Required work: Retype the material that follows, keeping every word as it is.
** START Data for this exercise **
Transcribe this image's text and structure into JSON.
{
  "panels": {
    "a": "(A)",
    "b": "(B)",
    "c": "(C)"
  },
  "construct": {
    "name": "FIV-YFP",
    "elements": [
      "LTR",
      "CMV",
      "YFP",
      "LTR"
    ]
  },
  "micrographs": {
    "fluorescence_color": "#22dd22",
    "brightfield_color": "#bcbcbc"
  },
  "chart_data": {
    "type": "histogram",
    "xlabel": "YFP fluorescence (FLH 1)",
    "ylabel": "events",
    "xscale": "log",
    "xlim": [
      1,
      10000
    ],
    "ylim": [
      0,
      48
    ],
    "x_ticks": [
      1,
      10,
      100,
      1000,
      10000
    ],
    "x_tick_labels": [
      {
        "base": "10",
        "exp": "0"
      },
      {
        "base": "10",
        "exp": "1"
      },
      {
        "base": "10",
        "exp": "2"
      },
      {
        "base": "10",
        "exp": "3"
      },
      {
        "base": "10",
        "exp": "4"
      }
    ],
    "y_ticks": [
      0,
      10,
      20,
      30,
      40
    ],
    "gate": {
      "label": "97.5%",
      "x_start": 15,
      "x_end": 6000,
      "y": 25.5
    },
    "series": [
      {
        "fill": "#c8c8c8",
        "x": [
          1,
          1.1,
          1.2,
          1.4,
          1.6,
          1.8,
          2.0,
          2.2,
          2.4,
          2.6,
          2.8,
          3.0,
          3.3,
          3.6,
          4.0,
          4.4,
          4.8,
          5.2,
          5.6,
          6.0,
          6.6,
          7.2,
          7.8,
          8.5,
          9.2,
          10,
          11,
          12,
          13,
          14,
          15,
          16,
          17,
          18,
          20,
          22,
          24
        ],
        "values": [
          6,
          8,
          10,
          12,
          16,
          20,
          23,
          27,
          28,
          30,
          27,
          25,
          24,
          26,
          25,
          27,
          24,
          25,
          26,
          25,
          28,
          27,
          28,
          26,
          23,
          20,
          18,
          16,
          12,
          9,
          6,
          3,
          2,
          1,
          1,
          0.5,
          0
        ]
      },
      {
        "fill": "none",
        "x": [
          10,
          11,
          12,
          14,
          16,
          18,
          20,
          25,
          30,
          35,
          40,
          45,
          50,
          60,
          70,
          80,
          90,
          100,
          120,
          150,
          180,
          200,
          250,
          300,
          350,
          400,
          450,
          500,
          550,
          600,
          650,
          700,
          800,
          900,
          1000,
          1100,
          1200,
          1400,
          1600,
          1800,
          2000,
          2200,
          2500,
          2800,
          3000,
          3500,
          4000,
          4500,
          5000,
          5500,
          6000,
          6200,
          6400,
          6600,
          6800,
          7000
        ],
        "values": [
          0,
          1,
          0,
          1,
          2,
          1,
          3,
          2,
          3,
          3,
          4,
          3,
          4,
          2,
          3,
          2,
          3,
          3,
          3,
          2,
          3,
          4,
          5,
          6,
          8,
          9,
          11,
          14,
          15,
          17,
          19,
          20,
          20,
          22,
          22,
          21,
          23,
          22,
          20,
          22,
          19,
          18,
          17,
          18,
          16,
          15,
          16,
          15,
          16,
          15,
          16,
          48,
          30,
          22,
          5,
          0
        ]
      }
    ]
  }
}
** END Data for this exercise **
Task response:
Transcribe this image's text and structure into JSON.
{
  "panels": {
    "a": "(A)",
    "b": "(B)",
    "c": "(C)"
  },
  "construct": {
    "name": "FIV-YFP",
    "elements": [
      "LTR",
      "CMV",
      "YFP",
      "LTR"
    ]
  },
  "micrographs": {
    "fluorescence_color": "#22dd22",
    "brightfield_color": "#bcbcbc"
  },
  "chart_data": {
    "type": "histogram",
    "xlabel": "YFP fluorescence (FLH 1)",
    "ylabel": "events",
    "xscale": "log",
    "xlim": [
      1,
      10000
    ],
    "ylim": [
      0,
      48
    ],
    "x_ticks": [
      1,
      10,
      100,
      1000,
      10000
    ],
    "x_tick_labels": [
      {
        "base": "10",
        "exp": "0"
      },
      {
        "base": "10",
        "exp": "1"
      },
      {
        "base": "10",
        "exp": "2"
      },
      {
        "base": "10",
        "exp": "3"
      },
      {
        "base": "10",
        "exp": "4"
      }
    ],
    "y_ticks": [
      0,
      10,
      20,
      30,
      40
    ],
    "gate": {
      "label": "97.5%",
      "x_start": 15,
      "x_end": 6000,
      "y": 25.5
    },
    "series": [
      {
        "fill": "#c8c8c8",
        "x": [
          1,
          1.1,
          1.2,
          1.4,
          1.6,
          1.8,
          2.0,
          2.2,
          2.4,
          2.6,
          2.8,
          3.0,
          3.3,
          3.6,
          4.0,
          4.4,
          4.8,
          5.2,
          5.6,
          6.0,
          6.6,
          7.2,
          7.8,
          8.5,
          9.2,
          10,
          11,
          12,
          13,
          14,
          15,
          16,
          17,
          18,
          20,
          22,
          24
        ],
        "values": [
          6,
          8,
          10,
          12,
          16,
          20,
          23,
          27,
          28,
          30,
          27,
          25,
          24,
          26,
          25,
          27,
          24,
          25,
          26,
          25,
          28,
          27,
          28,
          26,
          23,
          20,
          18,
          16,
          12,
          9,
          6,
          3,
          2,
          1,
          1,
          0.5,
          0
        ]
      },
      {
        "fill": "none",
        "x": [
          10,
          11,
          12,
          14,
          16,
          18,
          20,
          25,
          30,
          35,
          40,
          45,
          50,
          60,
          70,
          80,
          90,
          100,
          120,
          150,
          180,
          200,
          250,
          300,
          350,
          400,
          450,
          500,
          550,
          600,
          650,
          700,
          800,
          900,
          1000,
          1100,
          1200,
          1400,
          1600,
          1800,
          2000,
          2200,
          2500,
          2800,
          3000,
          3500,
          4000,
          4500,
          5000,
          5500,
          6000,
          6200,
          6400,
          6600,
          6800,
          7000
        ],
        "values": [
          0,
          1,
          0,
          1,
          2,
          1,
          3,
          2,
          3,
          3,
          4,
          3,
          4,
          2,
          3,
          2,
          3,
          3,
          3,
          2,
          3,
          4,
          5,
          6,
          8,
          9,
          11,
          14,
          15,
          17,
          19,
          20,
          20,
          22,
          22,
          21,
          23,
          22,
          20,
          22,
          19,
          18,
          17,
          18,
          16,
          15,
          16,
          15,
          16,
          15,
          16,
          48,
          30,
          22,
          5,
          0
        ]
      }
    ]
  }
}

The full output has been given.